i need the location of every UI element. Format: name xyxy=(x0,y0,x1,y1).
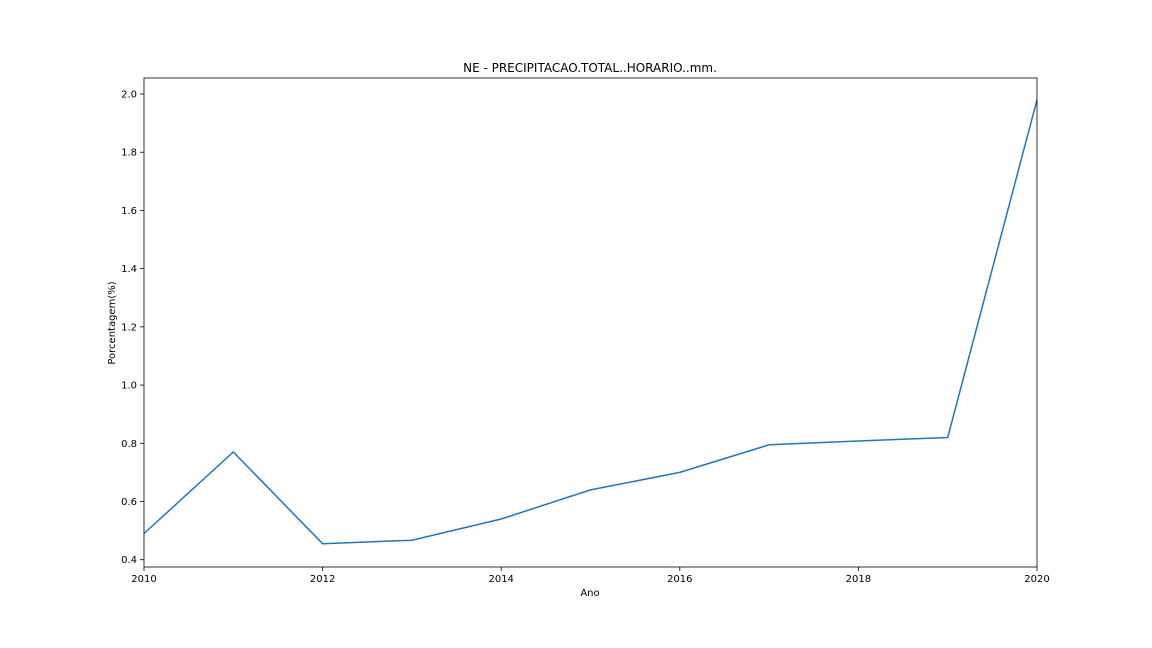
x-tick-label: 2012 xyxy=(310,574,335,585)
x-tick-label: 2018 xyxy=(846,574,871,585)
y-tick-label: 0.6 xyxy=(121,497,137,508)
y-tick-label: 0.8 xyxy=(121,439,137,450)
y-tick-label: 1.2 xyxy=(121,322,137,333)
y-tick-label: 1.8 xyxy=(121,148,137,159)
y-tick-label: 0.4 xyxy=(121,555,137,566)
y-axis-label: Porcentagem(%) xyxy=(107,281,118,364)
x-axis: 2010 2012 2014 2016 2018 2020 xyxy=(131,567,1050,585)
x-axis-label: Ano xyxy=(580,588,599,599)
y-axis: 0.4 0.6 0.8 1.0 1.2 1.4 1.6 1.8 2.0 xyxy=(121,90,144,566)
x-tick-label: 2014 xyxy=(488,574,513,585)
series-line xyxy=(143,99,1038,545)
y-tick-label: 1.0 xyxy=(121,381,137,392)
y-tick-label: 1.6 xyxy=(121,206,137,217)
y-tick-label: 2.0 xyxy=(121,90,137,101)
chart-title: NE - PRECIPITACAO.TOTAL..HORARIO..mm. xyxy=(463,61,717,75)
plot-area xyxy=(143,77,1038,568)
y-tick-label: 1.4 xyxy=(121,264,137,275)
x-tick-label: 2020 xyxy=(1024,574,1049,585)
plot-frame xyxy=(143,77,1038,568)
x-tick-label: 2016 xyxy=(667,574,692,585)
x-tick-label: 2010 xyxy=(131,574,156,585)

* **Exercise directions**:
Print every line of the material above verbatim, leaving out the pictures.

* **Answer**:
i need the location of every UI element. Format: name xyxy=(x0,y0,x1,y1).
x-tick-label: 2012 xyxy=(310,574,335,585)
x-tick-label: 2018 xyxy=(846,574,871,585)
y-tick-label: 0.6 xyxy=(121,497,137,508)
y-tick-label: 0.8 xyxy=(121,439,137,450)
y-tick-label: 1.2 xyxy=(121,322,137,333)
y-tick-label: 1.8 xyxy=(121,148,137,159)
y-tick-label: 0.4 xyxy=(121,555,137,566)
y-axis-label: Porcentagem(%) xyxy=(107,281,118,364)
x-axis: 2010 2012 2014 2016 2018 2020 xyxy=(131,567,1050,585)
x-axis-label: Ano xyxy=(580,588,599,599)
y-axis: 0.4 0.6 0.8 1.0 1.2 1.4 1.6 1.8 2.0 xyxy=(121,90,144,566)
x-tick-label: 2014 xyxy=(488,574,513,585)
series-line xyxy=(143,99,1038,545)
y-tick-label: 1.0 xyxy=(121,381,137,392)
y-tick-label: 1.6 xyxy=(121,206,137,217)
y-tick-label: 2.0 xyxy=(121,90,137,101)
chart-title: NE - PRECIPITACAO.TOTAL..HORARIO..mm. xyxy=(463,61,717,75)
plot-area xyxy=(143,77,1038,568)
y-tick-label: 1.4 xyxy=(121,264,137,275)
x-tick-label: 2020 xyxy=(1024,574,1049,585)
plot-frame xyxy=(143,77,1038,568)
x-tick-label: 2016 xyxy=(667,574,692,585)
x-tick-label: 2010 xyxy=(131,574,156,585)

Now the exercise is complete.